Figure collection entries
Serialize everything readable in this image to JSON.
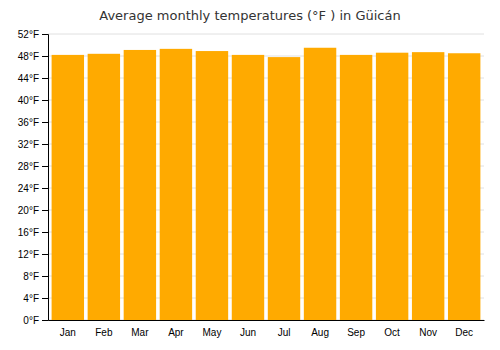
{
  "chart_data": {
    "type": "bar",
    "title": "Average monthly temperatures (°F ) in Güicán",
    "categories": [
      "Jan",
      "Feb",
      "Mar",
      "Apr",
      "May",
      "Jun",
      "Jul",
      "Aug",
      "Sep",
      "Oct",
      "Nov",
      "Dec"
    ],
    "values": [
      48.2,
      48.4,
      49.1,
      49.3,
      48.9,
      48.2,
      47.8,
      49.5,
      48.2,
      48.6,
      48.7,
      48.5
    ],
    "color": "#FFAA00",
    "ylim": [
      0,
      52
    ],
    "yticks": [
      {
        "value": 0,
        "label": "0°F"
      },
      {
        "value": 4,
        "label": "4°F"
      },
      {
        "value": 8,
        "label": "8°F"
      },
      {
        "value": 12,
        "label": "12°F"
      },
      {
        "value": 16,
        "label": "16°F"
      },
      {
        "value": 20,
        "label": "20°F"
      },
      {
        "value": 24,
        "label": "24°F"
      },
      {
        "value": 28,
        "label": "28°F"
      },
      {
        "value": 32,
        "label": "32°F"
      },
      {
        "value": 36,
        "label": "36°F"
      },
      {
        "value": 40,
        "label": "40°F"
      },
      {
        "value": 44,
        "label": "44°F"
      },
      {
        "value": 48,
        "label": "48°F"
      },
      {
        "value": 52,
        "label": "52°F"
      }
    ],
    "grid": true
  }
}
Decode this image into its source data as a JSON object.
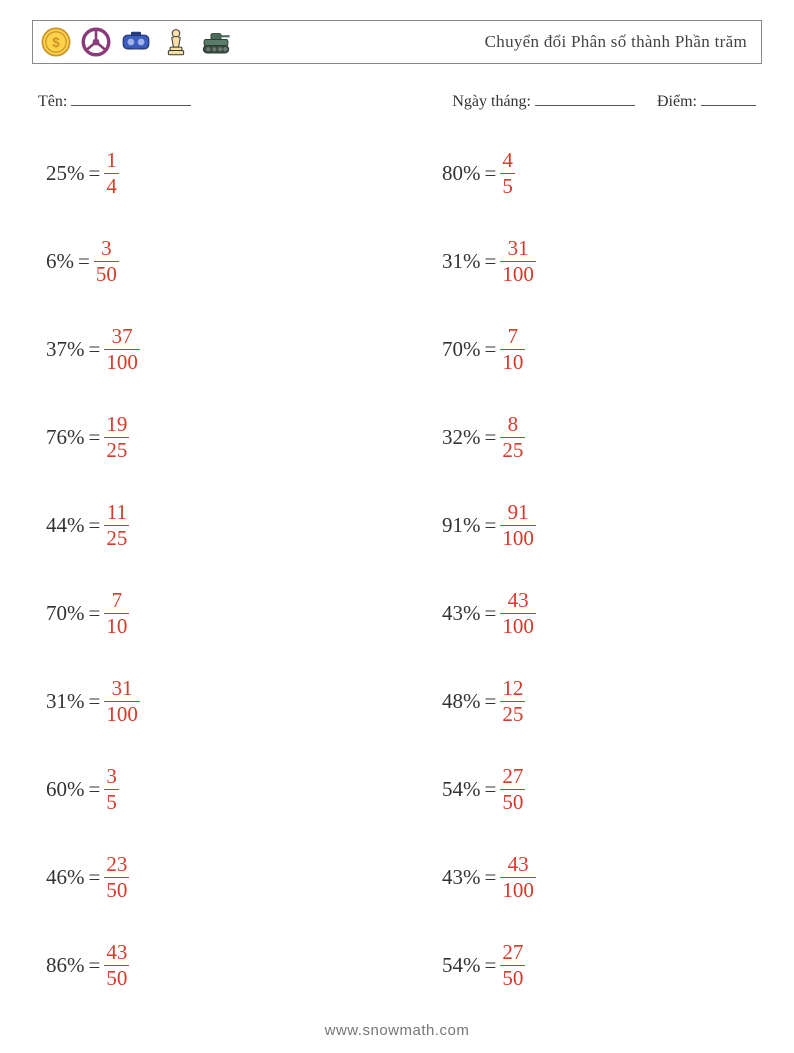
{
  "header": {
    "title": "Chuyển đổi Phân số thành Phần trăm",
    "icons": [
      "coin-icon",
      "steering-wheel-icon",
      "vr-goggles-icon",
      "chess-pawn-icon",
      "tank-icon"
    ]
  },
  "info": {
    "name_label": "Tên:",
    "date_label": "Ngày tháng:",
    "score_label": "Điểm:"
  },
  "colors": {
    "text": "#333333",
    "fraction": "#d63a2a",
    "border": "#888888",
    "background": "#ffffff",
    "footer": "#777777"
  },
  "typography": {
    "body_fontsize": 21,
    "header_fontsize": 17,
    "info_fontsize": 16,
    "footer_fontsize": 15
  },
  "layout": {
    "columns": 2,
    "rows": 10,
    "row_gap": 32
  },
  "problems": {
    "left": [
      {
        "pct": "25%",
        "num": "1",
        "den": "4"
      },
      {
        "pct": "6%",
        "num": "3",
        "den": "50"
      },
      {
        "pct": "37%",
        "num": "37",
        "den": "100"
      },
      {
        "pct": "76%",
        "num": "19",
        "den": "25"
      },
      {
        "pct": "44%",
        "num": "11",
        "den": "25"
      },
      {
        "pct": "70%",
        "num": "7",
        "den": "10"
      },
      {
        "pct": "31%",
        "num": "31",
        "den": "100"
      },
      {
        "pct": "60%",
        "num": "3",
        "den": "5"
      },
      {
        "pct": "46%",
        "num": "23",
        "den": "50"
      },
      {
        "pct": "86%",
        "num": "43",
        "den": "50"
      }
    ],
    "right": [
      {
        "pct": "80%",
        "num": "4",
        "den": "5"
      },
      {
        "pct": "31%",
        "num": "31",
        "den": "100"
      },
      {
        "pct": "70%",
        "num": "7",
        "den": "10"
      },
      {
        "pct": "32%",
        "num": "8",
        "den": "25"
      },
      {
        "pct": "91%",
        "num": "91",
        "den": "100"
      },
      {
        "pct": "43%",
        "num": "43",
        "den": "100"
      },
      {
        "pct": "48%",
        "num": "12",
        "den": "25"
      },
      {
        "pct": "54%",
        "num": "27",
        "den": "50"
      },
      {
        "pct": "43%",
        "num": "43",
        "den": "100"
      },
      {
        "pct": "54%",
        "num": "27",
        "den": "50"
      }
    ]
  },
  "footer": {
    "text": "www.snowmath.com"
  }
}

* * *

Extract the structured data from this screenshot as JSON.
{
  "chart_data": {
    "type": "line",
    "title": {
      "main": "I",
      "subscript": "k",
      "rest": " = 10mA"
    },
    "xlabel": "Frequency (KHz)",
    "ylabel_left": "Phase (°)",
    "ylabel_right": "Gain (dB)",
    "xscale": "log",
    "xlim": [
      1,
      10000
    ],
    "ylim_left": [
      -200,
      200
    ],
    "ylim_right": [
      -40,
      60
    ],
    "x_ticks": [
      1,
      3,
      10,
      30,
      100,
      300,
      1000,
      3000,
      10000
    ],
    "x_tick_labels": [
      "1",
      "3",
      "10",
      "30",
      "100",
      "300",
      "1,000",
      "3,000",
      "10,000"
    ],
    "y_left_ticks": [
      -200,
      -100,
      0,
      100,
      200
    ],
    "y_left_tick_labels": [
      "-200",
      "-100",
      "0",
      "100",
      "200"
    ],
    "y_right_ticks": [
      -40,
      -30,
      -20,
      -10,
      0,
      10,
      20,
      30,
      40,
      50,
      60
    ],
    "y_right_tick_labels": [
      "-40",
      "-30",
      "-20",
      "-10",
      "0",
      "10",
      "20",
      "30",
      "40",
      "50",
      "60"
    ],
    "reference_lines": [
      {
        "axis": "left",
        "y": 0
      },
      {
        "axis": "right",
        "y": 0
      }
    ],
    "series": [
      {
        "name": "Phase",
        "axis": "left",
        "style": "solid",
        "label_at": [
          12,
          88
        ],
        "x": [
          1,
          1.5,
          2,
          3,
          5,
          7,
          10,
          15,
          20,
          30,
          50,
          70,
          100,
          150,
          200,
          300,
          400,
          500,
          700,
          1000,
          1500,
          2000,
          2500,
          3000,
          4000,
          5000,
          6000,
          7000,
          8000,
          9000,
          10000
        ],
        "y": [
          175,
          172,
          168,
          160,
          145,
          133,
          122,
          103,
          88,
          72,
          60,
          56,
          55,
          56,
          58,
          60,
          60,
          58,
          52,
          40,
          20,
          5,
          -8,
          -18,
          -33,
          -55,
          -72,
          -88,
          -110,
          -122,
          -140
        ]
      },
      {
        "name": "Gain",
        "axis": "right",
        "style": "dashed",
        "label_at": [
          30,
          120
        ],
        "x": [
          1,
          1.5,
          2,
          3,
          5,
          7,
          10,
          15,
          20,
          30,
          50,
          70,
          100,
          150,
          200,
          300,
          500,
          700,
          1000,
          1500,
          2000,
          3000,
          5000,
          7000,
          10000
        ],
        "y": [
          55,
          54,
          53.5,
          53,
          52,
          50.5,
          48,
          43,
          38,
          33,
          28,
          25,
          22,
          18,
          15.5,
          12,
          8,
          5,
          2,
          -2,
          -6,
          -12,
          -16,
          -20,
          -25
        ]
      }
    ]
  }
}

• [Exercise aim]: The lines to collect are those holding the string "title"; copy them all.

• [Answer to this exercise]:
    "title": "Average monthly temperatures (°F ) in Güicán",
    "title": "Chuyển đổi Phân số thành Phần trăm",
    "title": {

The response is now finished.